→ SHORT EXERCISE: List every line in this data where the string "такъ" occurs.

→ SOURCE DATA:
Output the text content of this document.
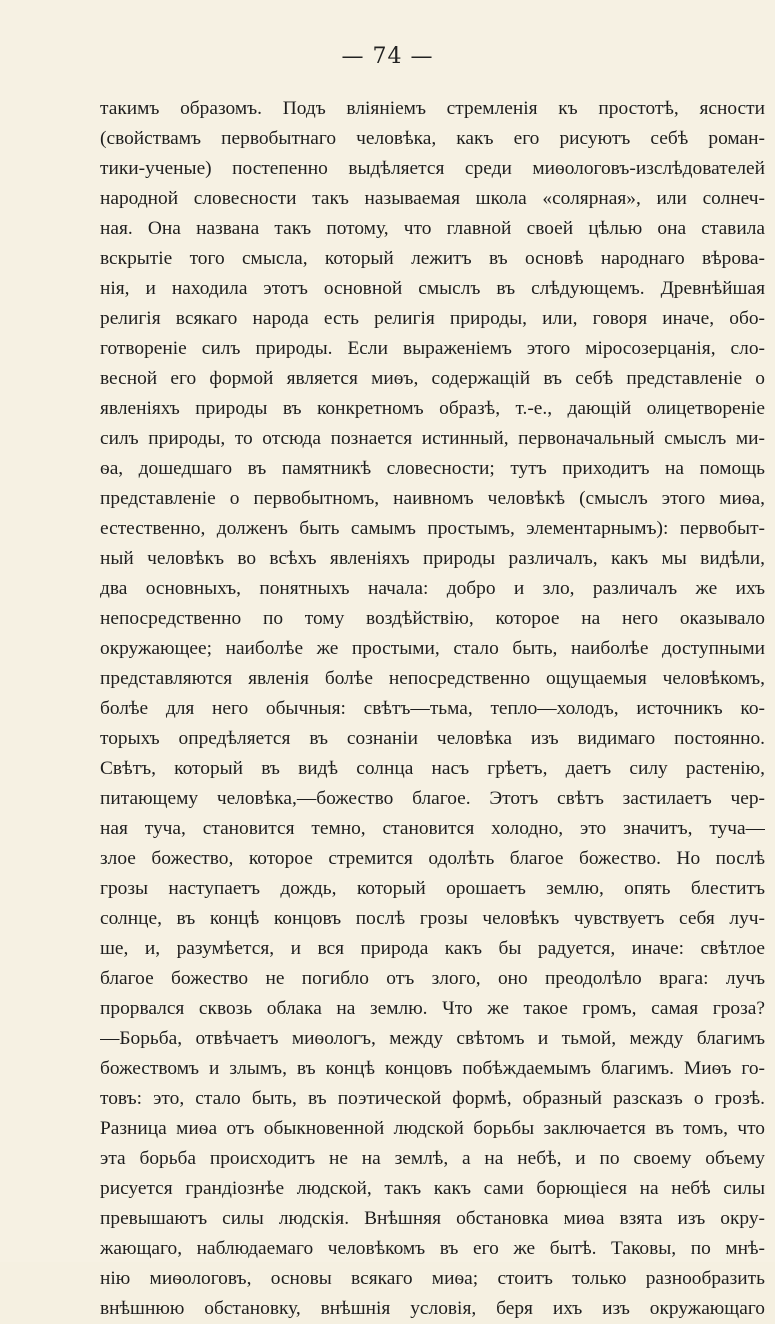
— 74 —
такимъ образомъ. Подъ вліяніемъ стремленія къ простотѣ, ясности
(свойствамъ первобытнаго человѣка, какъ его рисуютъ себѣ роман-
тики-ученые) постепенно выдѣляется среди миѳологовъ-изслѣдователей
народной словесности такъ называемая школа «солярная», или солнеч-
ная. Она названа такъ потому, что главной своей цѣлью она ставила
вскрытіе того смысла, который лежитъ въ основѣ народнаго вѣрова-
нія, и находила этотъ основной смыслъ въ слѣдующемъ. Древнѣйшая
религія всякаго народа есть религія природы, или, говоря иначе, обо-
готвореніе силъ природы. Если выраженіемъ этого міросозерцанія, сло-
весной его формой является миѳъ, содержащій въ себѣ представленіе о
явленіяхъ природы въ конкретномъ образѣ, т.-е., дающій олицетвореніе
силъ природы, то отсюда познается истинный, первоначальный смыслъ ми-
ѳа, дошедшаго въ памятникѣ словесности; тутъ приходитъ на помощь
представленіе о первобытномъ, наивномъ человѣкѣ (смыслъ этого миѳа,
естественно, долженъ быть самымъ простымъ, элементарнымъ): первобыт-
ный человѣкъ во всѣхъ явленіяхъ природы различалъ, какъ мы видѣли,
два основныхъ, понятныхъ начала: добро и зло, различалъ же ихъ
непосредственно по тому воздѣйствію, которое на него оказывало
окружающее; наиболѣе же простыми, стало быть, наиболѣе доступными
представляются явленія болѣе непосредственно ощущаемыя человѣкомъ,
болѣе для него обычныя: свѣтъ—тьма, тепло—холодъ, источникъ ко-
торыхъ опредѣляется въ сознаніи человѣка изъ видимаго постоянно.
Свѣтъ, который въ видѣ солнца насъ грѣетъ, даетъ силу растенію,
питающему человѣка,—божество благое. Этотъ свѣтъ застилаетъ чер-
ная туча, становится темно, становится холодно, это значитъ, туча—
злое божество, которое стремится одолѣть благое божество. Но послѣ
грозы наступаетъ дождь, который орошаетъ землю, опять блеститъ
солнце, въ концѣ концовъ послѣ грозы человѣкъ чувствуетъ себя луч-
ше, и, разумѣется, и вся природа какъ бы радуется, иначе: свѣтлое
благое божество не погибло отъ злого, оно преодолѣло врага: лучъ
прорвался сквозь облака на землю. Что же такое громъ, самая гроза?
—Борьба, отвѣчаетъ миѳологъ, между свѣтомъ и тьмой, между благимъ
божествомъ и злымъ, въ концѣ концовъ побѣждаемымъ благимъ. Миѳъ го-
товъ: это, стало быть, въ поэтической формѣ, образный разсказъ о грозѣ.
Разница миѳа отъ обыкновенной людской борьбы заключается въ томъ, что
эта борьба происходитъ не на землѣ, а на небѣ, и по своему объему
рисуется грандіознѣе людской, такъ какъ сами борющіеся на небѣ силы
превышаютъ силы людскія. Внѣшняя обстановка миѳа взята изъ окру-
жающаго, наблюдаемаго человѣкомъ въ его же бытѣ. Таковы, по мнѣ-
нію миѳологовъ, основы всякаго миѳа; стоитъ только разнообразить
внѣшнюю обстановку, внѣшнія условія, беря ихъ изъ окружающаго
--
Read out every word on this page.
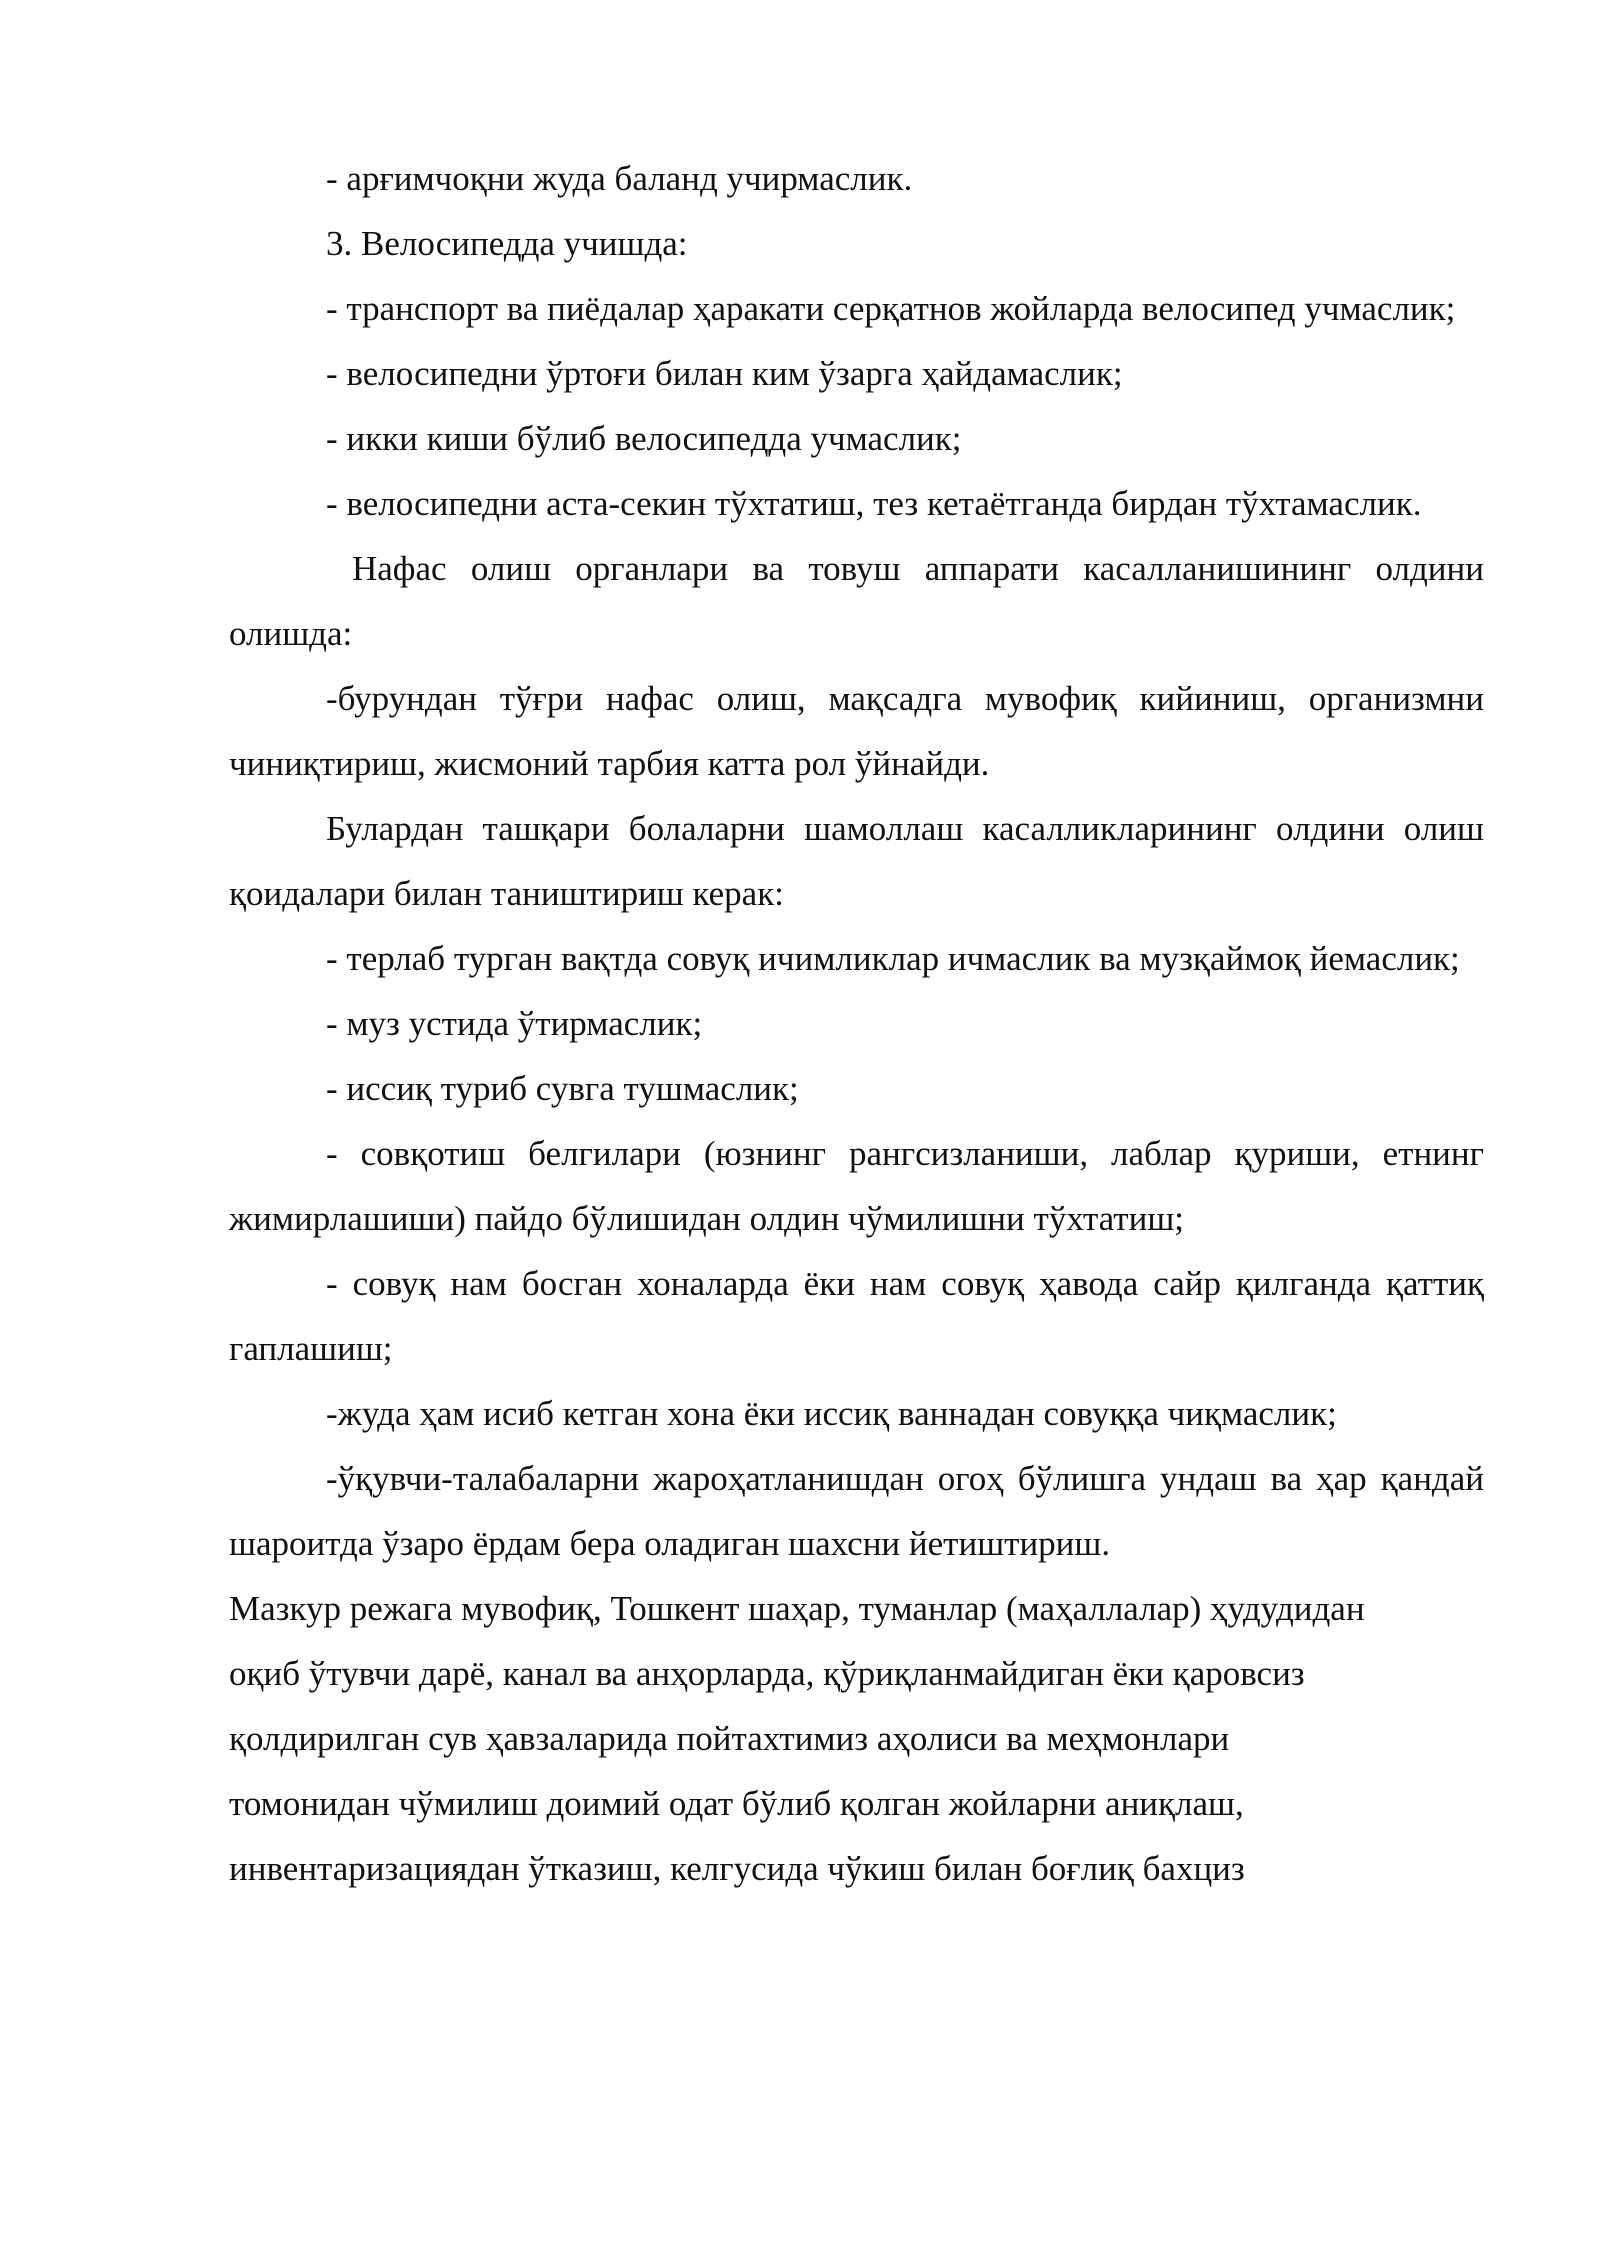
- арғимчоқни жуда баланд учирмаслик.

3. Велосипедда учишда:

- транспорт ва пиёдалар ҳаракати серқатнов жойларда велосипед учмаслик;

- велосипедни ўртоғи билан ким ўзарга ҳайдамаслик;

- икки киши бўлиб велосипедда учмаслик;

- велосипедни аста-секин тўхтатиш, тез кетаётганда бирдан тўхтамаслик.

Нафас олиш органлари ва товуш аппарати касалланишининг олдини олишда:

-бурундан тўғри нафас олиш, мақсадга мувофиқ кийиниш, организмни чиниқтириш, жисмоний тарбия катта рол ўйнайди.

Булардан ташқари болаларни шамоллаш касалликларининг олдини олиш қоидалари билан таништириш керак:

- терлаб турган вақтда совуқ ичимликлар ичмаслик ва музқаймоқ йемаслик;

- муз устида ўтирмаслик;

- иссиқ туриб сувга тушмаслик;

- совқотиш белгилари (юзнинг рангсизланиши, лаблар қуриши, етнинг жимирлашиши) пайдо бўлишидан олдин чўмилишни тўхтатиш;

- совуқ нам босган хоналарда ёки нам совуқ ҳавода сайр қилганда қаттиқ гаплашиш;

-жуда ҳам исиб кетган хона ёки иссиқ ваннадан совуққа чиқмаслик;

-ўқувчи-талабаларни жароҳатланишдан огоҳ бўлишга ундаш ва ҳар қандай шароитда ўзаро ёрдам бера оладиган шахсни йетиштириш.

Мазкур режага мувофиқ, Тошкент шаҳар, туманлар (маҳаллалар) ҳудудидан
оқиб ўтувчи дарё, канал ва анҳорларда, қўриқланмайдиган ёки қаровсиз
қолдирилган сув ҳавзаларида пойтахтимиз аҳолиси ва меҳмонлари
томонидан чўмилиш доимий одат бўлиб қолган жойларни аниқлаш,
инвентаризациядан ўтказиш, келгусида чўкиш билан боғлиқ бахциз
* * *
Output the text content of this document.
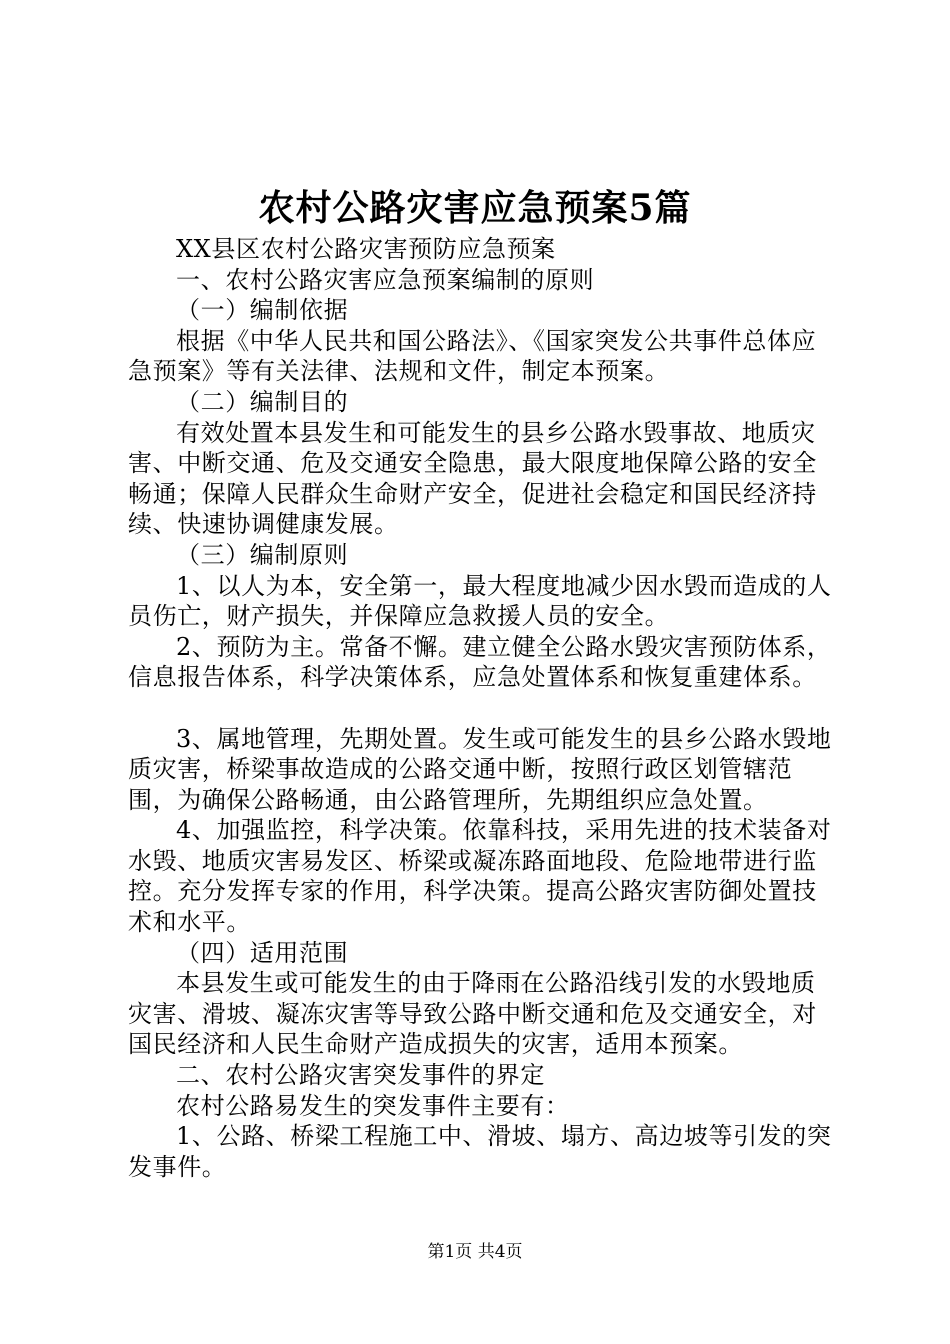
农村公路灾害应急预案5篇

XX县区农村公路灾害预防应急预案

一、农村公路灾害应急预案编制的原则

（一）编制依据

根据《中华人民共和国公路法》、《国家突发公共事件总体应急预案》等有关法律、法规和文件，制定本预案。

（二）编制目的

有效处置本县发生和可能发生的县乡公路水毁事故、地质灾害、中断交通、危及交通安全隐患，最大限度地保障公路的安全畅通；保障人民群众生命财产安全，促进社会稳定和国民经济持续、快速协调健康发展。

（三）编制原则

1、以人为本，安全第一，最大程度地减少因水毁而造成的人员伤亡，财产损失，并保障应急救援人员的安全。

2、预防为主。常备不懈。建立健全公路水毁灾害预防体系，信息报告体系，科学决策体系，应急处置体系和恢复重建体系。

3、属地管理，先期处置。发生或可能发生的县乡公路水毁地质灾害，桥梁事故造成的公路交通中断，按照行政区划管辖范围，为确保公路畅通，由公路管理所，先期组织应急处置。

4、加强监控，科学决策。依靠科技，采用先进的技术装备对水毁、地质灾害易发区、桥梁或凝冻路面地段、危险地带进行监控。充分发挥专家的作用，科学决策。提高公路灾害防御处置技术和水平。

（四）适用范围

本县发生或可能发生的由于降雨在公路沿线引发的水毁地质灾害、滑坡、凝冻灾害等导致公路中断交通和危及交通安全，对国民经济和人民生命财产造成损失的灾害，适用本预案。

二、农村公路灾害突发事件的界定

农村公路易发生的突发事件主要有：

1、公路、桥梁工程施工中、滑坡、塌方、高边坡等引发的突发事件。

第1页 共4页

→ EXPECTED ANSWER:
народной словесности такъ называемая школа «солярная», или солнеч-
ная. Она названа такъ потому, что главной своей цѣлью она ставила
рисуется грандіознѣе людской, такъ какъ сами борющіеся на небѣ силы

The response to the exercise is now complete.